### What is needed
Write out each entry, exactly the way it appears.

### Supplied material

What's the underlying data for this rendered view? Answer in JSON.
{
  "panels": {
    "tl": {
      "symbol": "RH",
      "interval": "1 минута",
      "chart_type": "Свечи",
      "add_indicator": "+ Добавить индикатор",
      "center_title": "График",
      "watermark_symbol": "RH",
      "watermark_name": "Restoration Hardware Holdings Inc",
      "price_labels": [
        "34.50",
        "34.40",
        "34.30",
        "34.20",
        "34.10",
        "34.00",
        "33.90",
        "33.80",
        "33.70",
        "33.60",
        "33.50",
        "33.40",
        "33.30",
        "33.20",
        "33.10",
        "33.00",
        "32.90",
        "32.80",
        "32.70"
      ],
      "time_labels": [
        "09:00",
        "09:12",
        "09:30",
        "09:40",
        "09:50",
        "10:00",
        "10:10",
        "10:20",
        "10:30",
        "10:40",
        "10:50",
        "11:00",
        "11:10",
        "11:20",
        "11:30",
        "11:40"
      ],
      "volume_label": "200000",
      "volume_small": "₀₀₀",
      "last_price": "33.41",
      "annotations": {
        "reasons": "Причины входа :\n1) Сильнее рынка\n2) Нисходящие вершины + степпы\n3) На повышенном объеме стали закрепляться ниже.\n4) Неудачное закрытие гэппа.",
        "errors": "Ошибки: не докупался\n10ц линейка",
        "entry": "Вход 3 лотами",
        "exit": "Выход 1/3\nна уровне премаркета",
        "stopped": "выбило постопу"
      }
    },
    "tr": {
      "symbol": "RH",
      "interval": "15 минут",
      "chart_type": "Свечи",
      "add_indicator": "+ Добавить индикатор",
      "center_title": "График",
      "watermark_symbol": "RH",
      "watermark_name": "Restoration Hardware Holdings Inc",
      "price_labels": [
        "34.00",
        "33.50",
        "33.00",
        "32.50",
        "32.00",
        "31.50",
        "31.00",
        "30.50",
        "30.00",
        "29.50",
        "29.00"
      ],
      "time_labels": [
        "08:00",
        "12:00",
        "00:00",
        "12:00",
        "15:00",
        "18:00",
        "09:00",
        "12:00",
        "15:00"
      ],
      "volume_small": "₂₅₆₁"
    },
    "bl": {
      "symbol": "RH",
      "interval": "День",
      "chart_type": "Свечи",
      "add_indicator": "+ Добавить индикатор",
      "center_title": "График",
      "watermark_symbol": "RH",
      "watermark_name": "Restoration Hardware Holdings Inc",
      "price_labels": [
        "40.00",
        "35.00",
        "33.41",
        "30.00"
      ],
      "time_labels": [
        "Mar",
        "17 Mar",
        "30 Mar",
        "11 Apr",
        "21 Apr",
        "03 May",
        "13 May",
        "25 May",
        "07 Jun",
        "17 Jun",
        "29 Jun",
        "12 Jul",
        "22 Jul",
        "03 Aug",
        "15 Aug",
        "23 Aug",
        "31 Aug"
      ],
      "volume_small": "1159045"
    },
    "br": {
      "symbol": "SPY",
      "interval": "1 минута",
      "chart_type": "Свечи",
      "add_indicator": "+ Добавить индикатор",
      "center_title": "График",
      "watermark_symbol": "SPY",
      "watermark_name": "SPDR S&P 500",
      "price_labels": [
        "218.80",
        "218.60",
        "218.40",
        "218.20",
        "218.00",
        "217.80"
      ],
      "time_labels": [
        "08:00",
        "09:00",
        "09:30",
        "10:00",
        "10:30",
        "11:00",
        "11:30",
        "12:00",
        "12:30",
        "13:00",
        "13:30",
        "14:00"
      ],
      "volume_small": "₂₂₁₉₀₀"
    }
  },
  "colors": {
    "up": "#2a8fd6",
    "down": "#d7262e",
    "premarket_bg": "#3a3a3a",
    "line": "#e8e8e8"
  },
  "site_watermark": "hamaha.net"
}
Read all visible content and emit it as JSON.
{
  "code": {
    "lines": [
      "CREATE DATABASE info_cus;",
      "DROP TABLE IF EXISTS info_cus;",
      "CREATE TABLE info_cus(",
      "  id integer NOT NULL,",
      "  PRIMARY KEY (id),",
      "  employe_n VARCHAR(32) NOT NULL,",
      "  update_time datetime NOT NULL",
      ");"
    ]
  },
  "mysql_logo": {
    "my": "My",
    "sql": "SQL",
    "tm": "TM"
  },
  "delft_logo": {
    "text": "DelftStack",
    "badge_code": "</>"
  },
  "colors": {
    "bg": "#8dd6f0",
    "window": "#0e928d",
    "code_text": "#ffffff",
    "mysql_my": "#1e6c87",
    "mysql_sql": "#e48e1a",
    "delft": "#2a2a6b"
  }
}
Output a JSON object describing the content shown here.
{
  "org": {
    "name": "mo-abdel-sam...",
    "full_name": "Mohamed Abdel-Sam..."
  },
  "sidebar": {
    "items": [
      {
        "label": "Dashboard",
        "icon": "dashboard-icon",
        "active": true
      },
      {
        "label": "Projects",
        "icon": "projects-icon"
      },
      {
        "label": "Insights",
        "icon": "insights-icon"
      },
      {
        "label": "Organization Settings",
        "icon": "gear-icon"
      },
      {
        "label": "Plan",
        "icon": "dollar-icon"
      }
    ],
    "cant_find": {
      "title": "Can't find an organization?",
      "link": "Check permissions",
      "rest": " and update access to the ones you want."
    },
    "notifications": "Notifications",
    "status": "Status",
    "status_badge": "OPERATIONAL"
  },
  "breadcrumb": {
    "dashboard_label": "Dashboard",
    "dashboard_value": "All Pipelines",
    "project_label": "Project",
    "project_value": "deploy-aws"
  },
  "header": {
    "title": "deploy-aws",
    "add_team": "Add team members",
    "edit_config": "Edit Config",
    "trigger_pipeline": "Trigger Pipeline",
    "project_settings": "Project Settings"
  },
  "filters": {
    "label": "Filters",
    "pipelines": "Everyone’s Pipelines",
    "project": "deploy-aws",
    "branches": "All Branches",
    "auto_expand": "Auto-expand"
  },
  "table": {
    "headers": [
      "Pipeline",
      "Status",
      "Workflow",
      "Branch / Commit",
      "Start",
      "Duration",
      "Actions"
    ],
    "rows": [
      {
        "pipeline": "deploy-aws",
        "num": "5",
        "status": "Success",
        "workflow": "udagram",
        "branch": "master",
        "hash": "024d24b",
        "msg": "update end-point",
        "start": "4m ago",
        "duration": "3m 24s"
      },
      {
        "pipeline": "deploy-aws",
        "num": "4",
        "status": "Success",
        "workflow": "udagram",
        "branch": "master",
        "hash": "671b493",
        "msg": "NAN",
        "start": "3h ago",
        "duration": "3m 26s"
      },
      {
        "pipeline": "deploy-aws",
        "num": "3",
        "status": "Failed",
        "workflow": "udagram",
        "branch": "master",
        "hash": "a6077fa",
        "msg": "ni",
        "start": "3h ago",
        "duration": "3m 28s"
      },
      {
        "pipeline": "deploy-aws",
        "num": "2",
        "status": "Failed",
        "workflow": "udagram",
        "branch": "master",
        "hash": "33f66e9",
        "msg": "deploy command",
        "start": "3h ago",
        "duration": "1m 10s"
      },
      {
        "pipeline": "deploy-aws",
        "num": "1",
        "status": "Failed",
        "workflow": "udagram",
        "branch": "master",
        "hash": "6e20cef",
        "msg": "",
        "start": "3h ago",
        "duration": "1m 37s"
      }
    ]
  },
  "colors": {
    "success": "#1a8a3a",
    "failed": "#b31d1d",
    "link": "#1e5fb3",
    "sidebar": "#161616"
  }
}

### Solution to this problem
What's the underlying data for this rendered view? Answer in JSON.
{
  "panels": {
    "tl": {
      "symbol": "RH",
      "interval": "1 минута",
      "chart_type": "Свечи",
      "add_indicator": "+ Добавить индикатор",
      "center_title": "График",
      "watermark_symbol": "RH",
      "watermark_name": "Restoration Hardware Holdings Inc",
      "price_labels": [
        "34.50",
        "34.40",
        "34.30",
        "34.20",
        "34.10",
        "34.00",
        "33.90",
        "33.80",
        "33.70",
        "33.60",
        "33.50",
        "33.40",
        "33.30",
        "33.20",
        "33.10",
        "33.00",
        "32.90",
        "32.80",
        "32.70"
      ],
      "time_labels": [
        "09:00",
        "09:12",
        "09:30",
        "09:40",
        "09:50",
        "10:00",
        "10:10",
        "10:20",
        "10:30",
        "10:40",
        "10:50",
        "11:00",
        "11:10",
        "11:20",
        "11:30",
        "11:40"
      ],
      "volume_label": "200000",
      "volume_small": "₀₀₀",
      "last_price": "33.41",
      "annotations": {
        "reasons": "Причины входа :\n1) Сильнее рынка\n2) Нисходящие вершины + степпы\n3) На повышенном объеме стали закрепляться ниже.\n4) Неудачное закрытие гэппа.",
        "errors": "Ошибки: не докупался\n10ц линейка",
        "entry": "Вход 3 лотами",
        "exit": "Выход 1/3\nна уровне премаркета",
        "stopped": "выбило постопу"
      }
    },
    "tr": {
      "symbol": "RH",
      "interval": "15 минут",
      "chart_type": "Свечи",
      "add_indicator": "+ Добавить индикатор",
      "center_title": "График",
      "watermark_symbol": "RH",
      "watermark_name": "Restoration Hardware Holdings Inc",
      "price_labels": [
        "34.00",
        "33.50",
        "33.00",
        "32.50",
        "32.00",
        "31.50",
        "31.00",
        "30.50",
        "30.00",
        "29.50",
        "29.00"
      ],
      "time_labels": [
        "08:00",
        "12:00",
        "00:00",
        "12:00",
        "15:00",
        "18:00",
        "09:00",
        "12:00",
        "15:00"
      ],
      "volume_small": "₂₅₆₁"
    },
    "bl": {
      "symbol": "RH",
      "interval": "День",
      "chart_type": "Свечи",
      "add_indicator": "+ Добавить индикатор",
      "center_title": "График",
      "watermark_symbol": "RH",
      "watermark_name": "Restoration Hardware Holdings Inc",
      "price_labels": [
        "40.00",
        "35.00",
        "33.41",
        "30.00"
      ],
      "time_labels": [
        "Mar",
        "17 Mar",
        "30 Mar",
        "11 Apr",
        "21 Apr",
        "03 May",
        "13 May",
        "25 May",
        "07 Jun",
        "17 Jun",
        "29 Jun",
        "12 Jul",
        "22 Jul",
        "03 Aug",
        "15 Aug",
        "23 Aug",
        "31 Aug"
      ],
      "volume_small": "1159045"
    },
    "br": {
      "symbol": "SPY",
      "interval": "1 минута",
      "chart_type": "Свечи",
      "add_indicator": "+ Добавить индикатор",
      "center_title": "График",
      "watermark_symbol": "SPY",
      "watermark_name": "SPDR S&P 500",
      "price_labels": [
        "218.80",
        "218.60",
        "218.40",
        "218.20",
        "218.00",
        "217.80"
      ],
      "time_labels": [
        "08:00",
        "09:00",
        "09:30",
        "10:00",
        "10:30",
        "11:00",
        "11:30",
        "12:00",
        "12:30",
        "13:00",
        "13:30",
        "14:00"
      ],
      "volume_small": "₂₂₁₉₀₀"
    }
  },
  "colors": {
    "up": "#2a8fd6",
    "down": "#d7262e",
    "premarket_bg": "#3a3a3a",
    "line": "#e8e8e8"
  },
  "site_watermark": "hamaha.net"
}
Read all visible content and emit it as JSON.
{
  "code": {
    "lines": [
      "CREATE DATABASE info_cus;",
      "DROP TABLE IF EXISTS info_cus;",
      "CREATE TABLE info_cus(",
      "  id integer NOT NULL,",
      "  PRIMARY KEY (id),",
      "  employe_n VARCHAR(32) NOT NULL,",
      "  update_time datetime NOT NULL",
      ");"
    ]
  },
  "mysql_logo": {
    "my": "My",
    "sql": "SQL",
    "tm": "TM"
  },
  "delft_logo": {
    "text": "DelftStack",
    "badge_code": "</>"
  },
  "colors": {
    "bg": "#8dd6f0",
    "window": "#0e928d",
    "code_text": "#ffffff",
    "mysql_my": "#1e6c87",
    "mysql_sql": "#e48e1a",
    "delft": "#2a2a6b"
  }
}
Output a JSON object describing the content shown here.
{
  "org": {
    "name": "mo-abdel-sam...",
    "full_name": "Mohamed Abdel-Sam..."
  },
  "sidebar": {
    "items": [
      {
        "label": "Dashboard",
        "icon": "dashboard-icon",
        "active": true
      },
      {
        "label": "Projects",
        "icon": "projects-icon"
      },
      {
        "label": "Insights",
        "icon": "insights-icon"
      },
      {
        "label": "Organization Settings",
        "icon": "gear-icon"
      },
      {
        "label": "Plan",
        "icon": "dollar-icon"
      }
    ],
    "cant_find": {
      "title": "Can't find an organization?",
      "link": "Check permissions",
      "rest": " and update access to the ones you want."
    },
    "notifications": "Notifications",
    "status": "Status",
    "status_badge": "OPERATIONAL"
  },
  "breadcrumb": {
    "dashboard_label": "Dashboard",
    "dashboard_value": "All Pipelines",
    "project_label": "Project",
    "project_value": "deploy-aws"
  },
  "header": {
    "title": "deploy-aws",
    "add_team": "Add team members",
    "edit_config": "Edit Config",
    "trigger_pipeline": "Trigger Pipeline",
    "project_settings": "Project Settings"
  },
  "filters": {
    "label": "Filters",
    "pipelines": "Everyone’s Pipelines",
    "project": "deploy-aws",
    "branches": "All Branches",
    "auto_expand": "Auto-expand"
  },
  "table": {
    "headers": [
      "Pipeline",
      "Status",
      "Workflow",
      "Branch / Commit",
      "Start",
      "Duration",
      "Actions"
    ],
    "rows": [
      {
        "pipeline": "deploy-aws",
        "num": "5",
        "status": "Success",
        "workflow": "udagram",
        "branch": "master",
        "hash": "024d24b",
        "msg": "update end-point",
        "start": "4m ago",
        "duration": "3m 24s"
      },
      {
        "pipeline": "deploy-aws",
        "num": "4",
        "status": "Success",
        "workflow": "udagram",
        "branch": "master",
        "hash": "671b493",
        "msg": "NAN",
        "start": "3h ago",
        "duration": "3m 26s"
      },
      {
        "pipeline": "deploy-aws",
        "num": "3",
        "status": "Failed",
        "workflow": "udagram",
        "branch": "master",
        "hash": "a6077fa",
        "msg": "ni",
        "start": "3h ago",
        "duration": "3m 28s"
      },
      {
        "pipeline": "deploy-aws",
        "num": "2",
        "status": "Failed",
        "workflow": "udagram",
        "branch": "master",
        "hash": "33f66e9",
        "msg": "deploy command",
        "start": "3h ago",
        "duration": "1m 10s"
      },
      {
        "pipeline": "deploy-aws",
        "num": "1",
        "status": "Failed",
        "workflow": "udagram",
        "branch": "master",
        "hash": "6e20cef",
        "msg": "",
        "start": "3h ago",
        "duration": "1m 37s"
      }
    ]
  },
  "colors": {
    "success": "#1a8a3a",
    "failed": "#b31d1d",
    "link": "#1e5fb3",
    "sidebar": "#161616"
  }
}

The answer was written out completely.